● **SOURCE EXTRACT**:
--- START ---

Rule-coverage pass driven by plans/todo/05-corpus-shakedown-followups.md (P0 #1#4, P1 #5#7, P2 #9). One item per commit so any can be dropped in review without blocking the rest.

Net: 8 rule changes; rule count 53 → 59; rule tests 225 → 288 (all passing). Clippy clean, fmt clean.

New rules

  • go-permission-predicate-call — Gitea-shape IsAdmin(), IsOwner(), CanRead(unit), HasAnyUnitAccess() (no string-literal arg).
  • ts-chained-permission-call — Ghost/CASL/Pundit-style canThis(user).edit.post(post).
  • py-check-helper-call — Zulip-shape check_can_*, check_basic_*_access, check_*_permission.
  • java-authorized-annotation — OpenMRS @Authorized({"PRIV"}).
  • py-require-decorator — Zulip @require_realm_admin, @require_member_or_admin, ... (excludes @require_GET/@require_POST).
  • ts-trpc-procedure — tRPC protectedProcedure/adminProcedure chained builders.

Widened rules

  • ts-permission-check-call — adds belongsTo, isTeamAdmin, isOrgOwner, hasMembership, userIs<Role>.
  • ts-role-check-conditional — accepts !=/!== (Cal.com guard pattern) and roleName.

Breaking

  • ts-jwt-token-check is split into:

    • ts-jwt-verify-decode (middleware, medium) — drop-in for the authz signal.
    • ts-jwt-sign-issue (custom, low) — outbound token issuance, kept rather than dropped so users can disable a single rule by ID.

    Marked as feat!: to bump 0.1.x → 0.2.0 per the version policy in CLAUDE.md.

Sequencing

Scanner/output items from the same plan doc (P2 #10, P3 #11a, #11, #12) are deferred to a follow-up PR — different code area, different review surface.

Test plan

  • cargo build
  • cargo test (325 unit + 30 integration + doc tests)
  • cargo run -- rules validate (59 rules)
  • cargo run -- rules test (288 / 288 passing)
  • cargo fmt --check
  • cargo clippy --all-targets -- -D warnings
  • Spot-check: cargo run -- scan <gitea-clone> to confirm go-permission-predicate-call lights up the Gitea perm/access tree (target: ~200+ findings vs 18 before).
  • Spot-check: scan Ghost to confirm ts-jwt-sign-issue separates cleanly from ts-jwt-verify-decode and ts-chained-permission-call lights up core/server/.
  • Spot-check: scan Cal.com to confirm ts-role-check-conditional matches session.user.role !== "ADMIN" cases and ts-trpc-procedure matches the procedure-builder endpoints.
  • Spot-check: scan OpenMRS to confirm java-authorized-annotation matches the 24 @Authorized files.
  • Spot-check: scan Zulip to confirm py-check-helper-call and py-require-decorator light up zerver/views/ and zerver/lib/.

Summary by CodeRabbit

  • New Features

    • Go: detect predicate-style permission calls (IsAdmin/CanRead-style)

--- END ---

● **STORED DATA**:

--- START ---

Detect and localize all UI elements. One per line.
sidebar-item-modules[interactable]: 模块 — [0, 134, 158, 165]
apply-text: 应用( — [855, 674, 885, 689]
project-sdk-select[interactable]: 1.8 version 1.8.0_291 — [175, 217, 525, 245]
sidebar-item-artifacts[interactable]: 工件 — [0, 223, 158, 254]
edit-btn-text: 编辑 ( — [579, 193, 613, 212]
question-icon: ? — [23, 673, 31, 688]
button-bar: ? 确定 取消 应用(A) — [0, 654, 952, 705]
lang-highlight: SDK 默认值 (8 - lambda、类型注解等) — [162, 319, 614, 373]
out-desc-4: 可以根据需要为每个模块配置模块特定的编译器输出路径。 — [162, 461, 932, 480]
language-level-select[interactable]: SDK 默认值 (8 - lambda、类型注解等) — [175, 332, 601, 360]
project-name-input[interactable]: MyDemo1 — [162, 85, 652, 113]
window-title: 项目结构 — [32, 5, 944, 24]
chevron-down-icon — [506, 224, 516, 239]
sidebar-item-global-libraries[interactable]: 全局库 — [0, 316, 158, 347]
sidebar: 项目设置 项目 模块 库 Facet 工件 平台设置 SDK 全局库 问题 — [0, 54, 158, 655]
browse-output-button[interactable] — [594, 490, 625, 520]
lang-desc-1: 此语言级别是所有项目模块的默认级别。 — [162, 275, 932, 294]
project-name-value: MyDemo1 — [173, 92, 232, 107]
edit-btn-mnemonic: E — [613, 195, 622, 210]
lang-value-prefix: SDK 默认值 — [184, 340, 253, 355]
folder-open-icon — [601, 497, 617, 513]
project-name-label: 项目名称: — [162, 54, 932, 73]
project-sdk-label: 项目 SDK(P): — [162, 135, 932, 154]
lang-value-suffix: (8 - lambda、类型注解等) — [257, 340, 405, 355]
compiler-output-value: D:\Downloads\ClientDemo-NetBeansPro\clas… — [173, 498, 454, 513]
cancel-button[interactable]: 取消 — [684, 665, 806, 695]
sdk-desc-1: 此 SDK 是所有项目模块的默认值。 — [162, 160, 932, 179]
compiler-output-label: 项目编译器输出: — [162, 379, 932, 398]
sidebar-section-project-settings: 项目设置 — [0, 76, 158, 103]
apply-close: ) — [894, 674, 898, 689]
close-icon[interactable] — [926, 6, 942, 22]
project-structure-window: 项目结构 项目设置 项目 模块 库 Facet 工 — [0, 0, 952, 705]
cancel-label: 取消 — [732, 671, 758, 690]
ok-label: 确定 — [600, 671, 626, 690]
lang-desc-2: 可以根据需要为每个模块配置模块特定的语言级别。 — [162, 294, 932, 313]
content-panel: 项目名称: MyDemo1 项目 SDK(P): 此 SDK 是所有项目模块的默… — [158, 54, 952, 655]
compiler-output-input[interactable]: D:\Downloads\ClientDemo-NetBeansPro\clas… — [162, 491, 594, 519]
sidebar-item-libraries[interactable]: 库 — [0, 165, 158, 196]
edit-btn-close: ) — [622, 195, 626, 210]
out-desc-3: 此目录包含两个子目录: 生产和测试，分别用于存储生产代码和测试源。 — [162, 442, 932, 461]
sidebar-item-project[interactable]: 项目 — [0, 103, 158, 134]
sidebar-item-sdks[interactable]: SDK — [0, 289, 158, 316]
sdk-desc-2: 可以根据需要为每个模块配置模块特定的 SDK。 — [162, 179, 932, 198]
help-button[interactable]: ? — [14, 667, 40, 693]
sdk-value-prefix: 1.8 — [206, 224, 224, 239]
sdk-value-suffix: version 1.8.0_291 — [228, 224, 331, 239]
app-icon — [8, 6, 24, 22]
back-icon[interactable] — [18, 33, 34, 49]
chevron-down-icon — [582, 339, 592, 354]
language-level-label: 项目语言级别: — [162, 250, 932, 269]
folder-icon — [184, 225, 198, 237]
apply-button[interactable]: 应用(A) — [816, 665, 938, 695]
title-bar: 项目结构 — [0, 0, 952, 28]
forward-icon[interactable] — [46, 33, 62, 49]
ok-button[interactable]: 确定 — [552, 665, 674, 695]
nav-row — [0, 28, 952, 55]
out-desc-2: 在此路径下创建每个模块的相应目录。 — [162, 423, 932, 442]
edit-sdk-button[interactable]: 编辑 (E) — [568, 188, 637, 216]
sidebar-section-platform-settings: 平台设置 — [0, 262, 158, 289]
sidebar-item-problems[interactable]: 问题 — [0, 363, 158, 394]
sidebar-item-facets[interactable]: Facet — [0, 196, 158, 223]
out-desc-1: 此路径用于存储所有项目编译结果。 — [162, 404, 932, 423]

--- END ---

● **TASK REQUIREMENTS**:
**a.** Translate this sentence from the rule-coverage pull request description into Spanish: "One item per commit so any can be dropped in review without blocking the rest."
**b.** Reproduce the rule-coverage pull request description verbatim, everything from "Marked as feat!: to" down to "validate (59 rules)".

● **PER-TASK ANSWERS**:
**a.** Un elemento por commit, de modo que cualquiera pueda descartarse en la revisión sin bloquear el resto.

**b.**
Marked as feat!: to bump 0.1.x → 0.2.0 per the version policy in CLAUDE.md.

Sequencing

Scanner/output items from the same plan doc (P2 #10, P3 #11a, #11, #12) are deferred to a follow-up PR — different code area, different review surface.

Test plan

  • cargo build
  • cargo test (325 unit + 30 integration + doc tests)
  • cargo run -- rules validate (59 rules)